PROBLEM DESCRIPTION: Pick out the lines in the listing below that contain the word "count" and copy them.

****

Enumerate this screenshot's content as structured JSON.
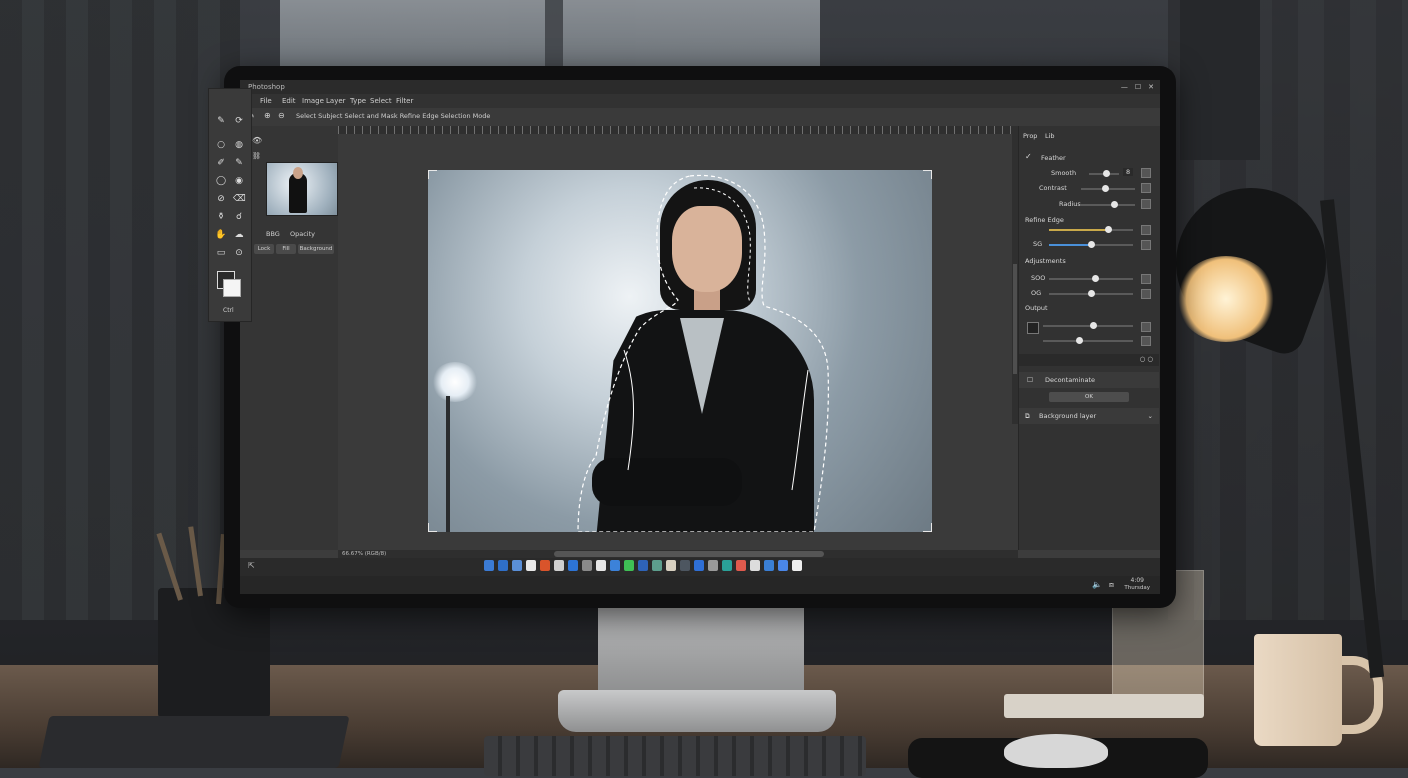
{
  "app": {
    "title": "Photoshop"
  },
  "window_controls": {
    "minimize": "—",
    "maximize": "☐",
    "close": "✕"
  },
  "menu": [
    "File",
    "Edit",
    "Image",
    "Layer",
    "Type",
    "Select",
    "Filter"
  ],
  "options_bar": {
    "text": "Select Subject   Select and Mask   Refine Edge   Selection Mode"
  },
  "layers_panel": {
    "labels": [
      "BBG",
      "Opacity"
    ],
    "buttons": [
      "Lock",
      "Fill",
      "Background"
    ]
  },
  "tools_panel": {
    "footer": "Ctrl"
  },
  "canvas": {
    "zoom_label": "66.67% (RGB/8)"
  },
  "properties": {
    "tabs": [
      "Prop",
      "Lib"
    ],
    "feather": {
      "title": "Feather",
      "value": "8"
    },
    "rows": [
      {
        "label": "Smooth",
        "value": 0.55
      },
      {
        "label": "Contrast",
        "value": 0.45
      },
      {
        "label": "Radius",
        "value": 0.62
      }
    ],
    "refine_edge": {
      "title": "Refine Edge",
      "label": "SG",
      "slider1": 0.7,
      "slider2": 0.5
    },
    "adjustments": {
      "title": "Adjustments",
      "row1_label": "SOO",
      "row1": 0.55,
      "row2_label": "OG",
      "row2": 0.5
    },
    "output": {
      "title": "Output",
      "slider1": 0.55,
      "slider2": 0.4
    },
    "decontaminate": {
      "label": "Decontaminate"
    },
    "ok_button": "OK",
    "background_layer": "Background layer"
  },
  "status": {
    "time": "4:09",
    "date": "Thursday"
  },
  "accent_color": "#4a90d9",
  "highlight_color": "#c9a94a"
}
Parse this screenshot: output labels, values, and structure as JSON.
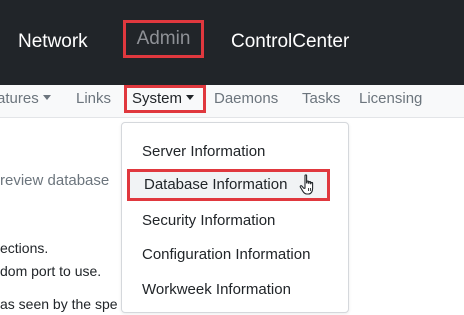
{
  "topnav": {
    "items": [
      "Network",
      "Admin",
      "ControlCenter"
    ]
  },
  "subnav": {
    "features_label": "atures",
    "links_label": "Links",
    "system_label": "System",
    "daemons_label": "Daemons",
    "tasks_label": "Tasks",
    "licensing_label": "Licensing"
  },
  "background_text": {
    "line1": "review database",
    "line2": "ections.",
    "line3": "dom port to use.",
    "line4": "as seen by the spe"
  },
  "system_menu": {
    "items": [
      "Server Information",
      "Database Information",
      "Security Information",
      "Configuration Information",
      "Workweek Information"
    ],
    "highlighted_index": 1
  },
  "colors": {
    "highlight_border": "#e0383e",
    "topbar_bg": "#212529"
  },
  "icons": {
    "pointer": "hand-pointer-icon"
  }
}
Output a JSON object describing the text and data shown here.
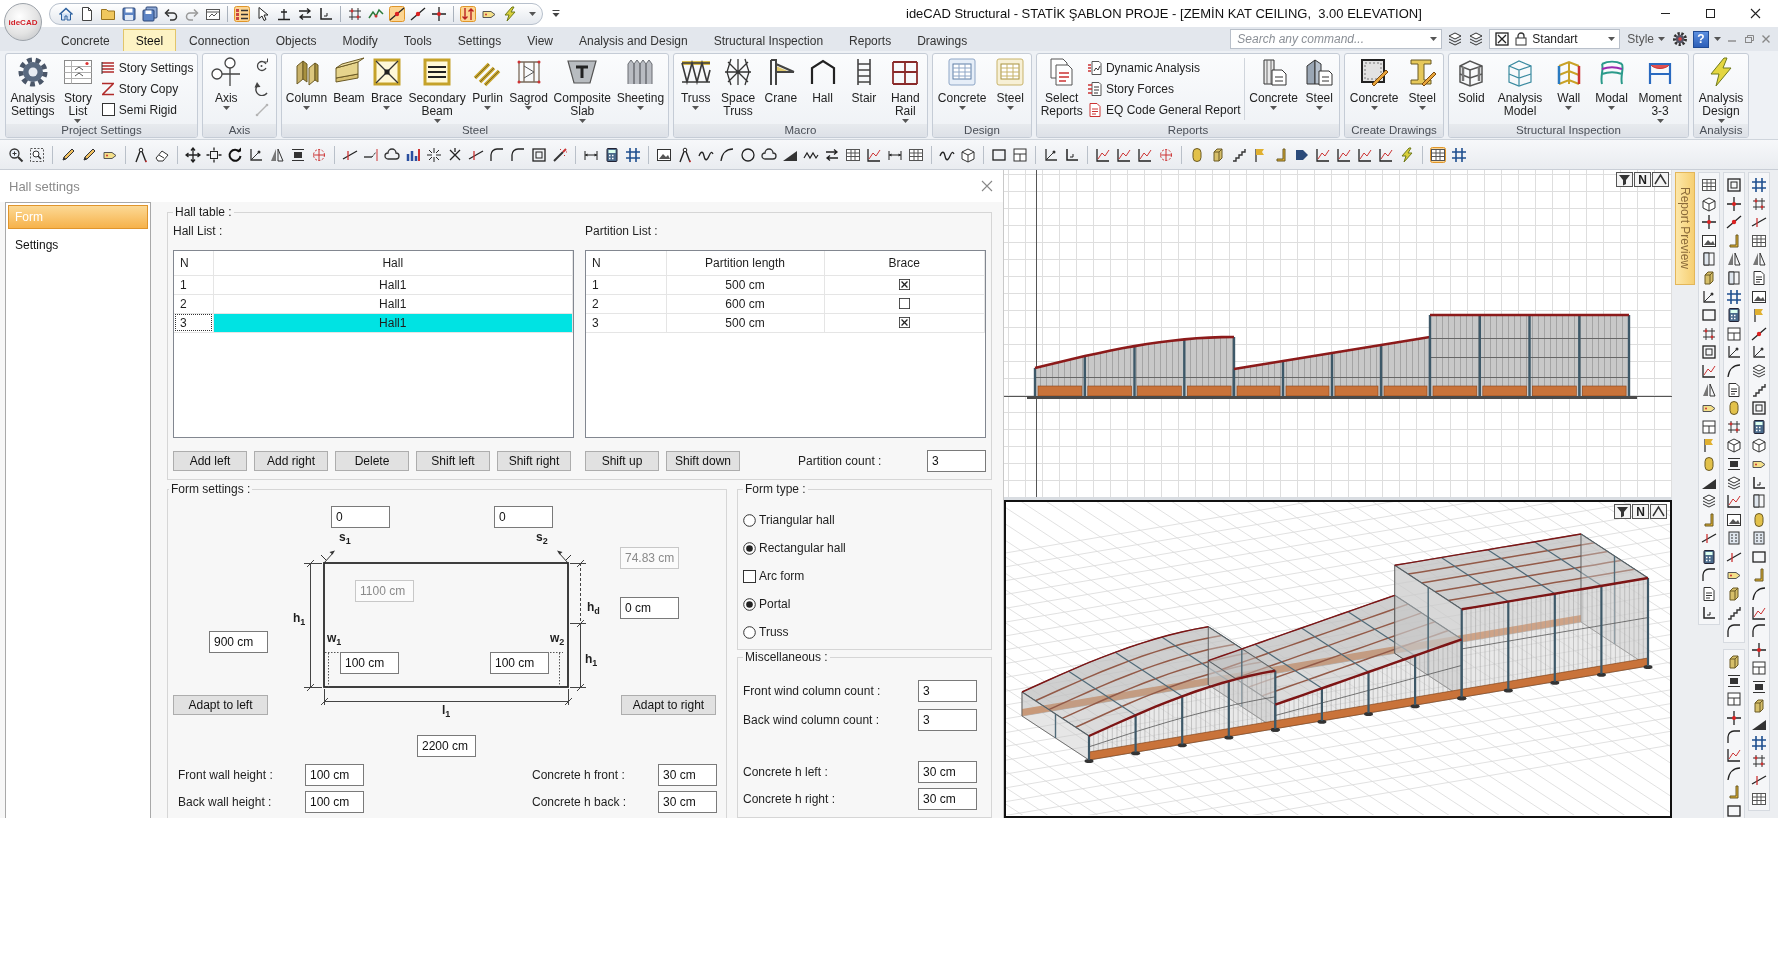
{
  "window": {
    "title": "ideCAD Structural - STATİK ŞABLON PROJE - [ZEMİN KAT CEILING,  3.00 ELEVATION]",
    "logo": "ideCAD"
  },
  "ribbon_tabs": [
    {
      "label": "Concrete",
      "selected": false
    },
    {
      "label": "Steel",
      "selected": true
    },
    {
      "label": "Connection",
      "selected": false
    },
    {
      "label": "Objects",
      "selected": false
    },
    {
      "label": "Modify",
      "selected": false
    },
    {
      "label": "Tools",
      "selected": false
    },
    {
      "label": "Settings",
      "selected": false
    },
    {
      "label": "View",
      "selected": false
    },
    {
      "label": "Analysis and Design",
      "selected": false
    },
    {
      "label": "Structural Inspection",
      "selected": false
    },
    {
      "label": "Reports",
      "selected": false
    },
    {
      "label": "Drawings",
      "selected": false
    }
  ],
  "command_search": {
    "placeholder": "Search any command..."
  },
  "style_combo": {
    "value": "Standart"
  },
  "style_menu": {
    "label": "Style"
  },
  "help_button": {
    "label": "?"
  },
  "ribbon_groups": [
    {
      "title": "Project Settings",
      "items": [
        {
          "kind": "large",
          "label": "Analysis Settings",
          "dropdown": false
        },
        {
          "kind": "large",
          "label": "Story List",
          "dropdown": true
        },
        {
          "kind": "small",
          "label": "Story Settings"
        },
        {
          "kind": "small",
          "label": "Story Copy"
        },
        {
          "kind": "check",
          "label": "Semi Rigid",
          "checked": false
        }
      ]
    },
    {
      "title": "Axis",
      "items": [
        {
          "kind": "large",
          "label": "Axis",
          "dropdown": true
        }
      ]
    },
    {
      "title": "Steel",
      "items": [
        {
          "kind": "large",
          "label": "Column",
          "dropdown": true
        },
        {
          "kind": "large",
          "label": "Beam",
          "dropdown": false
        },
        {
          "kind": "large",
          "label": "Brace",
          "dropdown": true
        },
        {
          "kind": "large",
          "label": "Secondary Beam",
          "dropdown": true
        },
        {
          "kind": "large",
          "label": "Purlin",
          "dropdown": true
        },
        {
          "kind": "large",
          "label": "Sagrod",
          "dropdown": true
        },
        {
          "kind": "large",
          "label": "Composite Slab",
          "dropdown": true
        },
        {
          "kind": "large",
          "label": "Sheeting",
          "dropdown": true
        }
      ]
    },
    {
      "title": "Macro",
      "items": [
        {
          "kind": "large",
          "label": "Truss",
          "dropdown": true
        },
        {
          "kind": "large",
          "label": "Space Truss",
          "dropdown": false
        },
        {
          "kind": "large",
          "label": "Crane",
          "dropdown": false
        },
        {
          "kind": "large",
          "label": "Hall",
          "dropdown": false
        },
        {
          "kind": "large",
          "label": "Stair",
          "dropdown": false
        },
        {
          "kind": "large",
          "label": "Hand Rail",
          "dropdown": true
        }
      ]
    },
    {
      "title": "Design",
      "items": [
        {
          "kind": "large",
          "label": "Concrete",
          "dropdown": true
        },
        {
          "kind": "large",
          "label": "Steel",
          "dropdown": true
        }
      ]
    },
    {
      "title": "Reports",
      "items": [
        {
          "kind": "large",
          "label": "Select Reports",
          "dropdown": false
        },
        {
          "kind": "small",
          "label": "Dynamic Analysis"
        },
        {
          "kind": "small",
          "label": "Story Forces"
        },
        {
          "kind": "small",
          "label": "EQ Code General Report"
        },
        {
          "kind": "large",
          "label": "Concrete",
          "dropdown": true
        },
        {
          "kind": "large",
          "label": "Steel",
          "dropdown": true
        }
      ]
    },
    {
      "title": "Create Drawings",
      "items": [
        {
          "kind": "large",
          "label": "Concrete",
          "dropdown": true
        },
        {
          "kind": "large",
          "label": "Steel",
          "dropdown": true
        }
      ]
    },
    {
      "title": "Structural Inspection",
      "items": [
        {
          "kind": "large",
          "label": "Solid",
          "dropdown": false
        },
        {
          "kind": "large",
          "label": "Analysis Model",
          "dropdown": false
        },
        {
          "kind": "large",
          "label": "Wall",
          "dropdown": true
        },
        {
          "kind": "large",
          "label": "Modal",
          "dropdown": true
        },
        {
          "kind": "large",
          "label": "Moment 3-3",
          "dropdown": true
        }
      ]
    },
    {
      "title": "Analysis",
      "items": [
        {
          "kind": "large",
          "label": "Analysis Design",
          "dropdown": true
        }
      ]
    }
  ],
  "dialog": {
    "title": "Hall settings",
    "nav": [
      {
        "label": "Form",
        "selected": true
      },
      {
        "label": "Settings",
        "selected": false
      }
    ],
    "hall_table": {
      "title": "Hall table :",
      "hall_list": {
        "title": "Hall List :",
        "columns": [
          "N",
          "Hall"
        ],
        "rows": [
          {
            "n": "1",
            "hall": "Hall1",
            "selected": false
          },
          {
            "n": "2",
            "hall": "Hall1",
            "selected": false
          },
          {
            "n": "3",
            "hall": "Hall1",
            "selected": true
          }
        ],
        "buttons": [
          "Add left",
          "Add right",
          "Delete",
          "Shift left",
          "Shift right"
        ]
      },
      "partition_list": {
        "title": "Partition List :",
        "columns": [
          "N",
          "Partition length",
          "Brace"
        ],
        "rows": [
          {
            "n": "1",
            "length": "500 cm",
            "brace": true
          },
          {
            "n": "2",
            "length": "600 cm",
            "brace": false
          },
          {
            "n": "3",
            "length": "500 cm",
            "brace": true
          }
        ],
        "buttons": [
          "Shift up",
          "Shift down"
        ],
        "count": {
          "label": "Partition count :",
          "value": "3"
        }
      }
    },
    "form_settings": {
      "title": "Form settings :",
      "diagram": {
        "labels": [
          "s$_{1}$",
          "s$_{2}$",
          "h$_{1}$",
          "h$_{d}$",
          "w$_{1}$",
          "w$_{2}$",
          "h$_{1}$",
          "l$_{1}$"
        ],
        "fields": [
          {
            "value": "0",
            "disabled": false
          },
          {
            "value": "0",
            "disabled": false
          },
          {
            "value": "74.83 cm",
            "disabled": true
          },
          {
            "value": "1100 cm",
            "disabled": true
          },
          {
            "value": "0 cm",
            "disabled": false
          },
          {
            "value": "900 cm",
            "disabled": false
          },
          {
            "value": "100 cm",
            "disabled": false
          },
          {
            "value": "100 cm",
            "disabled": false
          },
          {
            "value": "2200 cm",
            "disabled": false
          }
        ],
        "buttons": [
          "Adapt to left",
          "Adapt to right"
        ]
      },
      "wall_heights": [
        {
          "label": "Front wall height :",
          "value": "100 cm"
        },
        {
          "label": "Back wall height :",
          "value": "100 cm"
        }
      ],
      "concrete_heights": [
        {
          "label": "Concrete h front :",
          "value": "30 cm"
        },
        {
          "label": "Concrete h back :",
          "value": "30 cm"
        }
      ]
    },
    "form_type": {
      "title": "Form type :",
      "options": [
        {
          "kind": "radio",
          "label": "Triangular hall",
          "checked": false
        },
        {
          "kind": "radio",
          "label": "Rectangular hall",
          "checked": true
        },
        {
          "kind": "checkbox",
          "label": "Arc form",
          "checked": false
        },
        {
          "kind": "radio",
          "label": "Portal",
          "checked": true
        },
        {
          "kind": "radio",
          "label": "Truss",
          "checked": false
        }
      ]
    },
    "miscellaneous": {
      "title": "Miscellaneous :",
      "wind_columns": [
        {
          "label": "Front wind column count :",
          "value": "3"
        },
        {
          "label": "Back wind column count :",
          "value": "3"
        }
      ],
      "concrete_heights": [
        {
          "label": "Concrete h left :",
          "value": "30 cm"
        },
        {
          "label": "Concrete h right :",
          "value": "30 cm"
        }
      ]
    }
  },
  "viewports": [
    {
      "kind": "elevation",
      "corner_label": "N"
    },
    {
      "kind": "perspective",
      "corner_label": "N"
    }
  ],
  "side_tab": {
    "label": "Report Preview"
  }
}
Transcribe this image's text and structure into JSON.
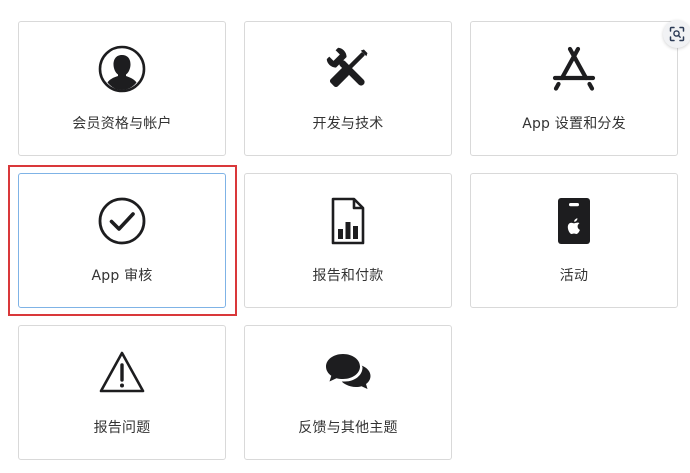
{
  "cards": [
    {
      "label": "会员资格与帐户",
      "icon": "person-circle-icon"
    },
    {
      "label": "开发与技术",
      "icon": "wrench-screwdriver-icon"
    },
    {
      "label": "App 设置和分发",
      "icon": "app-store-icon"
    },
    {
      "label": "App 审核",
      "icon": "checkmark-circle-icon",
      "state": "selected"
    },
    {
      "label": "报告和付款",
      "icon": "report-chart-icon"
    },
    {
      "label": "活动",
      "icon": "event-badge-icon"
    },
    {
      "label": "报告问题",
      "icon": "warning-triangle-icon"
    },
    {
      "label": "反馈与其他主题",
      "icon": "chat-bubbles-icon"
    }
  ],
  "colors": {
    "icon": "#1d1d1f",
    "text": "#333333",
    "card_border": "#d9d9d9",
    "selected_border": "#7fb3e6",
    "highlight": "#d9383a"
  },
  "scan_button_icon": "visual-lookup-icon"
}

****

SOLUTION BELOW:
        "count": {
          "label": "Partition count :",
          "label": "Front wind column count :",
          "label": "Back wind column count :",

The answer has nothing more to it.